### [What the task requires]
Report all lines holding "Energy".

### [Data entries for graphics]
##############################

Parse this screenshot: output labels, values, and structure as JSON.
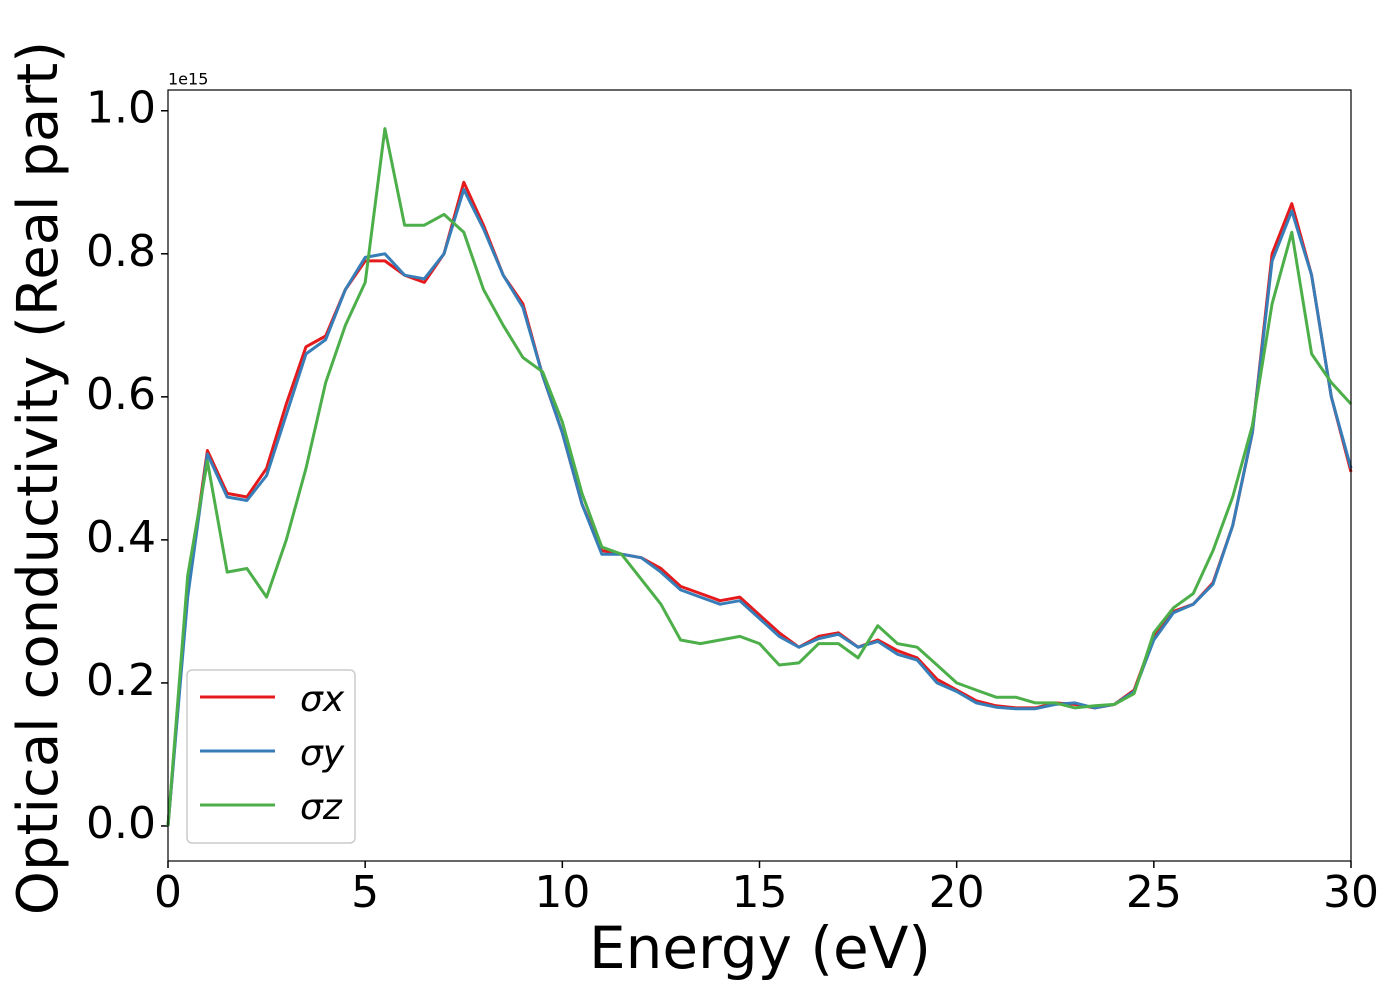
{
  "chart_data": {
    "type": "line",
    "xlabel": "Energy (eV)",
    "ylabel": "Optical conductivity (Real part)",
    "y_offset_label": "1e15",
    "x": [
      0,
      0.5,
      1,
      1.5,
      2,
      2.5,
      3,
      3.5,
      4,
      4.5,
      5,
      5.5,
      6,
      6.5,
      7,
      7.5,
      8,
      8.5,
      9,
      9.5,
      10,
      10.5,
      11,
      11.5,
      12,
      12.5,
      13,
      13.5,
      14,
      14.5,
      15,
      15.5,
      16,
      16.5,
      17,
      17.5,
      18,
      18.5,
      19,
      19.5,
      20,
      20.5,
      21,
      21.5,
      22,
      22.5,
      23,
      23.5,
      24,
      24.5,
      25,
      25.5,
      26,
      26.5,
      27,
      27.5,
      28,
      28.5,
      29,
      29.5,
      30
    ],
    "series": [
      {
        "name": "σx",
        "color": "#e41a1c",
        "values": [
          0,
          0.33,
          0.525,
          0.465,
          0.46,
          0.5,
          0.59,
          0.67,
          0.685,
          0.75,
          0.79,
          0.79,
          0.77,
          0.76,
          0.8,
          0.9,
          0.84,
          0.77,
          0.73,
          0.63,
          0.55,
          0.45,
          0.385,
          0.38,
          0.375,
          0.36,
          0.335,
          0.325,
          0.315,
          0.32,
          0.295,
          0.27,
          0.25,
          0.265,
          0.27,
          0.25,
          0.26,
          0.245,
          0.235,
          0.205,
          0.19,
          0.175,
          0.168,
          0.165,
          0.165,
          0.172,
          0.17,
          0.165,
          0.17,
          0.19,
          0.265,
          0.3,
          0.31,
          0.34,
          0.42,
          0.55,
          0.8,
          0.87,
          0.77,
          0.6,
          0.495
        ]
      },
      {
        "name": "σy",
        "color": "#377eb8",
        "values": [
          0,
          0.32,
          0.52,
          0.46,
          0.455,
          0.49,
          0.575,
          0.66,
          0.68,
          0.75,
          0.795,
          0.8,
          0.77,
          0.765,
          0.8,
          0.89,
          0.835,
          0.77,
          0.725,
          0.63,
          0.55,
          0.45,
          0.38,
          0.38,
          0.375,
          0.355,
          0.33,
          0.32,
          0.31,
          0.315,
          0.29,
          0.265,
          0.25,
          0.262,
          0.268,
          0.25,
          0.258,
          0.24,
          0.232,
          0.2,
          0.188,
          0.172,
          0.166,
          0.164,
          0.164,
          0.17,
          0.172,
          0.165,
          0.17,
          0.188,
          0.26,
          0.298,
          0.31,
          0.338,
          0.42,
          0.55,
          0.79,
          0.86,
          0.77,
          0.6,
          0.5
        ]
      },
      {
        "name": "σz",
        "color": "#4daf4a",
        "values": [
          0,
          0.35,
          0.51,
          0.355,
          0.36,
          0.32,
          0.4,
          0.5,
          0.62,
          0.7,
          0.76,
          0.975,
          0.84,
          0.84,
          0.855,
          0.83,
          0.75,
          0.7,
          0.655,
          0.635,
          0.565,
          0.465,
          0.39,
          0.38,
          0.345,
          0.31,
          0.26,
          0.255,
          0.26,
          0.265,
          0.255,
          0.225,
          0.228,
          0.255,
          0.255,
          0.235,
          0.28,
          0.255,
          0.25,
          0.225,
          0.2,
          0.19,
          0.18,
          0.18,
          0.172,
          0.172,
          0.165,
          0.168,
          0.17,
          0.185,
          0.27,
          0.305,
          0.325,
          0.385,
          0.46,
          0.56,
          0.73,
          0.83,
          0.66,
          0.62,
          0.59
        ]
      }
    ],
    "xlim": [
      0,
      30
    ],
    "xticks": [
      0,
      5,
      10,
      15,
      20,
      25,
      30
    ],
    "ylim": [
      -0.049,
      1.029
    ],
    "yticks": [
      {
        "value": 0,
        "label": "0.0"
      },
      0.2,
      0.4,
      0.6,
      0.8,
      {
        "value": 1,
        "label": "1.0"
      }
    ],
    "legend": "lower left",
    "grid": false
  }
}
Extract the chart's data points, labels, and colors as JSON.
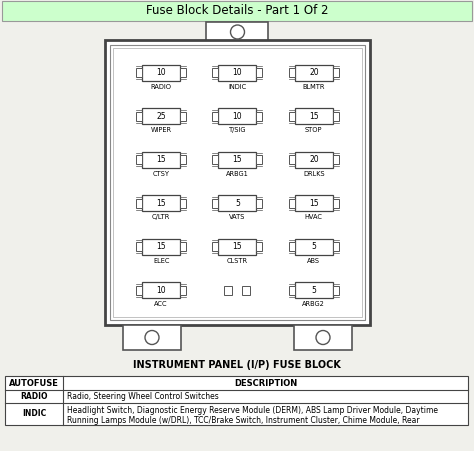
{
  "title": "Fuse Block Details - Part 1 Of 2",
  "title_bg": "#ccffcc",
  "diagram_label": "INSTRUMENT PANEL (I/P) FUSE BLOCK",
  "fuses": [
    {
      "row": 0,
      "col": 0,
      "amp": "10",
      "name": "RADIO"
    },
    {
      "row": 0,
      "col": 1,
      "amp": "10",
      "name": "INDIC"
    },
    {
      "row": 0,
      "col": 2,
      "amp": "20",
      "name": "BLMTR"
    },
    {
      "row": 1,
      "col": 0,
      "amp": "25",
      "name": "WIPER"
    },
    {
      "row": 1,
      "col": 1,
      "amp": "10",
      "name": "T/SIG"
    },
    {
      "row": 1,
      "col": 2,
      "amp": "15",
      "name": "STOP"
    },
    {
      "row": 2,
      "col": 0,
      "amp": "15",
      "name": "CTSY"
    },
    {
      "row": 2,
      "col": 1,
      "amp": "15",
      "name": "ARBG1"
    },
    {
      "row": 2,
      "col": 2,
      "amp": "20",
      "name": "DRLKS"
    },
    {
      "row": 3,
      "col": 0,
      "amp": "15",
      "name": "C/LTR"
    },
    {
      "row": 3,
      "col": 1,
      "amp": "5",
      "name": "VATS"
    },
    {
      "row": 3,
      "col": 2,
      "amp": "15",
      "name": "HVAC"
    },
    {
      "row": 4,
      "col": 0,
      "amp": "15",
      "name": "ELEC"
    },
    {
      "row": 4,
      "col": 1,
      "amp": "15",
      "name": "CLSTR"
    },
    {
      "row": 4,
      "col": 2,
      "amp": "5",
      "name": "ABS"
    },
    {
      "row": 5,
      "col": 0,
      "amp": "10",
      "name": "ACC"
    },
    {
      "row": 5,
      "col": 1,
      "amp": "",
      "name": ""
    },
    {
      "row": 5,
      "col": 2,
      "amp": "5",
      "name": "ARBG2"
    }
  ],
  "table_headers": [
    "AUTOFUSE",
    "DESCRIPTION"
  ],
  "table_rows": [
    [
      "RADIO",
      "Radio, Steering Wheel Control Switches"
    ],
    [
      "INDIC",
      "Headlight Switch, Diagnostic Energy Reserve Module (DERM), ABS Lamp Driver Module, Daytime\nRunning Lamps Module (w/DRL), TCC/Brake Switch, Instrument Cluster, Chime Module, Rear"
    ]
  ],
  "bg_color": "#f0f0eb",
  "title_fontsize": 8.5,
  "fuse_amp_fontsize": 5.5,
  "fuse_name_fontsize": 4.8,
  "diagram_label_fontsize": 7.0,
  "table_header_fontsize": 6.0,
  "table_cell_fontsize": 5.5
}
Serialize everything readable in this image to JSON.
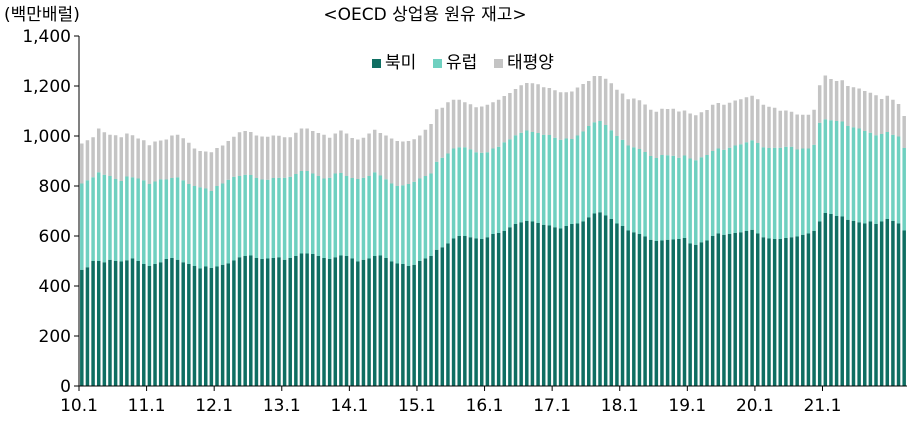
{
  "chart_data": {
    "type": "bar",
    "stacked": true,
    "title": "<OECD 상업용 원유 재고>",
    "unit_label": "(백만배럴)",
    "xlabel": "",
    "ylabel": "",
    "ylim": [
      0,
      1400
    ],
    "yticks": [
      "0",
      "200",
      "400",
      "600",
      "800",
      "1,000",
      "1,200",
      "1,400"
    ],
    "xticks": [
      "10.1",
      "11.1",
      "12.1",
      "13.1",
      "14.1",
      "15.1",
      "16.1",
      "17.1",
      "18.1",
      "19.1",
      "20.1",
      "21.1"
    ],
    "grid": false,
    "legend_position": "top-center",
    "colors": {
      "북미": "#0f6e62",
      "유럽": "#6fd0c0",
      "태평양": "#c4c4c4"
    },
    "series": [
      {
        "name": "북미",
        "values": [
          465,
          475,
          500,
          500,
          495,
          505,
          500,
          498,
          503,
          510,
          500,
          488,
          480,
          488,
          495,
          508,
          512,
          505,
          495,
          488,
          480,
          470,
          478,
          472,
          478,
          485,
          490,
          502,
          515,
          520,
          522,
          512,
          508,
          510,
          512,
          515,
          505,
          512,
          520,
          530,
          530,
          528,
          520,
          512,
          508,
          515,
          522,
          520,
          510,
          498,
          505,
          510,
          520,
          522,
          512,
          498,
          490,
          488,
          480,
          485,
          500,
          510,
          520,
          545,
          555,
          570,
          590,
          600,
          600,
          595,
          590,
          588,
          595,
          608,
          612,
          620,
          635,
          648,
          655,
          660,
          658,
          652,
          645,
          642,
          635,
          630,
          640,
          648,
          650,
          658,
          675,
          690,
          695,
          682,
          668,
          650,
          640,
          622,
          615,
          608,
          598,
          585,
          580,
          582,
          585,
          586,
          588,
          592,
          570,
          565,
          575,
          582,
          600,
          610,
          605,
          608,
          612,
          615,
          620,
          625,
          610,
          595,
          590,
          588,
          588,
          592,
          595,
          598,
          605,
          610,
          620,
          658,
          692,
          688,
          680,
          678,
          665,
          660,
          655,
          650,
          658,
          648,
          658,
          668,
          660,
          650,
          622
        ]
      },
      {
        "name": "유럽",
        "values": [
          345,
          348,
          335,
          355,
          350,
          335,
          328,
          322,
          335,
          325,
          330,
          335,
          328,
          330,
          332,
          318,
          320,
          330,
          328,
          320,
          320,
          325,
          312,
          308,
          322,
          325,
          335,
          335,
          325,
          325,
          322,
          320,
          318,
          315,
          320,
          318,
          328,
          325,
          328,
          330,
          330,
          322,
          320,
          318,
          325,
          335,
          330,
          320,
          322,
          330,
          328,
          330,
          335,
          320,
          315,
          312,
          310,
          315,
          328,
          332,
          330,
          330,
          330,
          352,
          358,
          360,
          360,
          355,
          355,
          352,
          345,
          345,
          340,
          342,
          345,
          355,
          352,
          355,
          358,
          362,
          358,
          360,
          360,
          362,
          358,
          355,
          350,
          340,
          352,
          360,
          365,
          365,
          365,
          362,
          355,
          350,
          345,
          340,
          340,
          340,
          338,
          335,
          332,
          342,
          338,
          335,
          325,
          330,
          340,
          338,
          340,
          342,
          340,
          340,
          340,
          345,
          350,
          352,
          355,
          358,
          362,
          360,
          362,
          365,
          365,
          365,
          362,
          348,
          345,
          340,
          345,
          395,
          375,
          375,
          380,
          380,
          375,
          375,
          375,
          370,
          355,
          355,
          350,
          348,
          345,
          348,
          330
        ]
      },
      {
        "name": "태평양",
        "values": [
          160,
          160,
          160,
          175,
          170,
          165,
          175,
          175,
          172,
          168,
          160,
          160,
          155,
          160,
          155,
          160,
          170,
          170,
          168,
          165,
          150,
          145,
          148,
          155,
          152,
          152,
          155,
          160,
          175,
          175,
          172,
          170,
          172,
          172,
          170,
          168,
          162,
          158,
          165,
          170,
          170,
          170,
          172,
          175,
          160,
          160,
          170,
          170,
          160,
          158,
          160,
          170,
          170,
          170,
          175,
          180,
          180,
          175,
          172,
          170,
          172,
          185,
          198,
          210,
          200,
          205,
          195,
          190,
          180,
          180,
          180,
          185,
          190,
          185,
          188,
          185,
          185,
          185,
          190,
          190,
          195,
          195,
          190,
          188,
          190,
          190,
          185,
          190,
          192,
          190,
          180,
          185,
          180,
          185,
          188,
          185,
          185,
          185,
          195,
          195,
          190,
          185,
          185,
          185,
          185,
          188,
          185,
          180,
          180,
          180,
          180,
          180,
          185,
          182,
          180,
          180,
          180,
          180,
          180,
          178,
          175,
          170,
          165,
          160,
          148,
          145,
          140,
          140,
          135,
          135,
          140,
          150,
          175,
          165,
          160,
          165,
          160,
          160,
          160,
          160,
          160,
          160,
          140,
          145,
          140,
          130,
          128
        ]
      }
    ]
  }
}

##############################

### [Right answer]
    "xlabel": "Energy (eV)",
      "Headlight Switch, Diagnostic Energy Reserve Module (DERM), ABS Lamp Driver Module, Daytime\nRunning Lamps Module (w/DRL), TCC/Brake Switch, Instrument Cluster, Chime Module, Rear"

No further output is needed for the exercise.